• [WORK INSTRUCTIONS]: Would you transcribe all of the data exactly, down to the last character?
★ ★ ★ ★
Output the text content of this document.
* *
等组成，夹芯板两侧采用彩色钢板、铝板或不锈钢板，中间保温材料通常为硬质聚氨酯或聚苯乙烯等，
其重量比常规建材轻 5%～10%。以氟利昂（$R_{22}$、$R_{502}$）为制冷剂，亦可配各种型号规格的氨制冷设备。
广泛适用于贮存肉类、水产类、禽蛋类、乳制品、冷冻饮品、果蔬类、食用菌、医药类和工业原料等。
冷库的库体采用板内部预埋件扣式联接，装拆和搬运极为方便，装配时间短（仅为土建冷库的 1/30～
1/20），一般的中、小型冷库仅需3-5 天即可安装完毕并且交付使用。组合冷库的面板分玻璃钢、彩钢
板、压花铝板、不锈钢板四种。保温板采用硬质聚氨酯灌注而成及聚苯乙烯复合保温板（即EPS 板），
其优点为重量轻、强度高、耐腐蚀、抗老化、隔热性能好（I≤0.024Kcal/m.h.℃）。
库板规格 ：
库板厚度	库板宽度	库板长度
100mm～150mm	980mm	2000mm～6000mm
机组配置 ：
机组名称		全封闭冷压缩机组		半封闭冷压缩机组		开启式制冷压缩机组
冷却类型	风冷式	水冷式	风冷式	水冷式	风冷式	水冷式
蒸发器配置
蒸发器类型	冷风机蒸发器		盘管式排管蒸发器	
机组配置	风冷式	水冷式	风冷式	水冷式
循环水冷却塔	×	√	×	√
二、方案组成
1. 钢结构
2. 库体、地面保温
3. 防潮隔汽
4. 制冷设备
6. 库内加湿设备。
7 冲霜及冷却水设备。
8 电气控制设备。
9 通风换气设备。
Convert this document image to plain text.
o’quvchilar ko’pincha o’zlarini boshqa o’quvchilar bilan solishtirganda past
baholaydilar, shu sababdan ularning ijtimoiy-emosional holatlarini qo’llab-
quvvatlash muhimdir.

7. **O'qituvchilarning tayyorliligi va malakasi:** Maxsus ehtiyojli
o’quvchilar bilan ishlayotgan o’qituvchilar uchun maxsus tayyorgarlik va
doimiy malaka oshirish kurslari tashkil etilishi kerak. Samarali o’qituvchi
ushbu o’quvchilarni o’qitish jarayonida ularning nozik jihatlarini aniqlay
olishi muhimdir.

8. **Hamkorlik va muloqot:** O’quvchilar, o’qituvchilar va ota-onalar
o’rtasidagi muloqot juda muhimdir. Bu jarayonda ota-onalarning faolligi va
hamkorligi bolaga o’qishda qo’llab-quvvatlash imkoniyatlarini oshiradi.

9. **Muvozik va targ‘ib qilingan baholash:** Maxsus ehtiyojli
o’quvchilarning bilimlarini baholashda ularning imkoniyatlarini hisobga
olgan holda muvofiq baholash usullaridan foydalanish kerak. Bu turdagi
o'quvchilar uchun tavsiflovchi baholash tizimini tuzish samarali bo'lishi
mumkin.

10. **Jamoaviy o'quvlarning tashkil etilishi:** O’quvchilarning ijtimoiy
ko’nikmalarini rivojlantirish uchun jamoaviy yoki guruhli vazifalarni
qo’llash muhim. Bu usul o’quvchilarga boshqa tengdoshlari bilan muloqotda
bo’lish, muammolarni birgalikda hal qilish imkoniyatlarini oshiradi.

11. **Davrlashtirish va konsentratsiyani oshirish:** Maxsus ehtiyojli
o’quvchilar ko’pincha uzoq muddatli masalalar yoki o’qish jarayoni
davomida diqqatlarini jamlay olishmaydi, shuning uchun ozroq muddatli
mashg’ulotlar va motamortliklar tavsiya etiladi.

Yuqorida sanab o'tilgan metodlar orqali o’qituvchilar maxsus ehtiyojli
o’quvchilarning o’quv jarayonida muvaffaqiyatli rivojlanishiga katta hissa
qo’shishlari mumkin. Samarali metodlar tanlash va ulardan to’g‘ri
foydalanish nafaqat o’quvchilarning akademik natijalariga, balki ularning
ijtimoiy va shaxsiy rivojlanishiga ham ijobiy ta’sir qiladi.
★ ★ ★ ★
• [EXERCISE RESULT]:
Output the text content of this document.
* *
等组成，夹芯板两侧采用彩色钢板、铝板或不锈钢板，中间保温材料通常为硬质聚氨酯或聚苯乙烯等，
其重量比常规建材轻 5%～10%。以氟利昂（$R_{22}$、$R_{502}$）为制冷剂，亦可配各种型号规格的氨制冷设备。
广泛适用于贮存肉类、水产类、禽蛋类、乳制品、冷冻饮品、果蔬类、食用菌、医药类和工业原料等。
冷库的库体采用板内部预埋件扣式联接，装拆和搬运极为方便，装配时间短（仅为土建冷库的 1/30～
1/20），一般的中、小型冷库仅需3-5 天即可安装完毕并且交付使用。组合冷库的面板分玻璃钢、彩钢
板、压花铝板、不锈钢板四种。保温板采用硬质聚氨酯灌注而成及聚苯乙烯复合保温板（即EPS 板），
其优点为重量轻、强度高、耐腐蚀、抗老化、隔热性能好（I≤0.024Kcal/m.h.℃）。
库板规格 ：
库板厚度	库板宽度	库板长度
100mm～150mm	980mm	2000mm～6000mm
机组配置 ：
机组名称		全封闭冷压缩机组		半封闭冷压缩机组		开启式制冷压缩机组
冷却类型	风冷式	水冷式	风冷式	水冷式	风冷式	水冷式
蒸发器配置
蒸发器类型	冷风机蒸发器		盘管式排管蒸发器	
机组配置	风冷式	水冷式	风冷式	水冷式
循环水冷却塔	×	√	×	√
二、方案组成
1. 钢结构
2. 库体、地面保温
3. 防潮隔汽
4. 制冷设备
6. 库内加湿设备。
7 冲霜及冷却水设备。
8 电气控制设备。
9 通风换气设备。
Convert this document image to plain text.
o’quvchilar ko’pincha o’zlarini boshqa o’quvchilar bilan solishtirganda past
baholaydilar, shu sababdan ularning ijtimoiy-emosional holatlarini qo’llab-
quvvatlash muhimdir.

7. **O'qituvchilarning tayyorliligi va malakasi:** Maxsus ehtiyojli
o’quvchilar bilan ishlayotgan o’qituvchilar uchun maxsus tayyorgarlik va
doimiy malaka oshirish kurslari tashkil etilishi kerak. Samarali o’qituvchi
ushbu o’quvchilarni o’qitish jarayonida ularning nozik jihatlarini aniqlay
olishi muhimdir.

8. **Hamkorlik va muloqot:** O’quvchilar, o’qituvchilar va ota-onalar
o’rtasidagi muloqot juda muhimdir. Bu jarayonda ota-onalarning faolligi va
hamkorligi bolaga o’qishda qo’llab-quvvatlash imkoniyatlarini oshiradi.

9. **Muvozik va targ‘ib qilingan baholash:** Maxsus ehtiyojli
o’quvchilarning bilimlarini baholashda ularning imkoniyatlarini hisobga
olgan holda muvofiq baholash usullaridan foydalanish kerak. Bu turdagi
o'quvchilar uchun tavsiflovchi baholash tizimini tuzish samarali bo'lishi
mumkin.

10. **Jamoaviy o'quvlarning tashkil etilishi:** O’quvchilarning ijtimoiy
ko’nikmalarini rivojlantirish uchun jamoaviy yoki guruhli vazifalarni
qo’llash muhim. Bu usul o’quvchilarga boshqa tengdoshlari bilan muloqotda
bo’lish, muammolarni birgalikda hal qilish imkoniyatlarini oshiradi.

11. **Davrlashtirish va konsentratsiyani oshirish:** Maxsus ehtiyojli
o’quvchilar ko’pincha uzoq muddatli masalalar yoki o’qish jarayoni
davomida diqqatlarini jamlay olishmaydi, shuning uchun ozroq muddatli
mashg’ulotlar va motamortliklar tavsiya etiladi.

Yuqorida sanab o'tilgan metodlar orqali o’qituvchilar maxsus ehtiyojli
o’quvchilarning o’quv jarayonida muvaffaqiyatli rivojlanishiga katta hissa
qo’shishlari mumkin. Samarali metodlar tanlash va ulardan to’g‘ri
foydalanish nafaqat o’quvchilarning akademik natijalariga, balki ularning
ijtimoiy va shaxsiy rivojlanishiga ham ijobiy ta’sir qiladi.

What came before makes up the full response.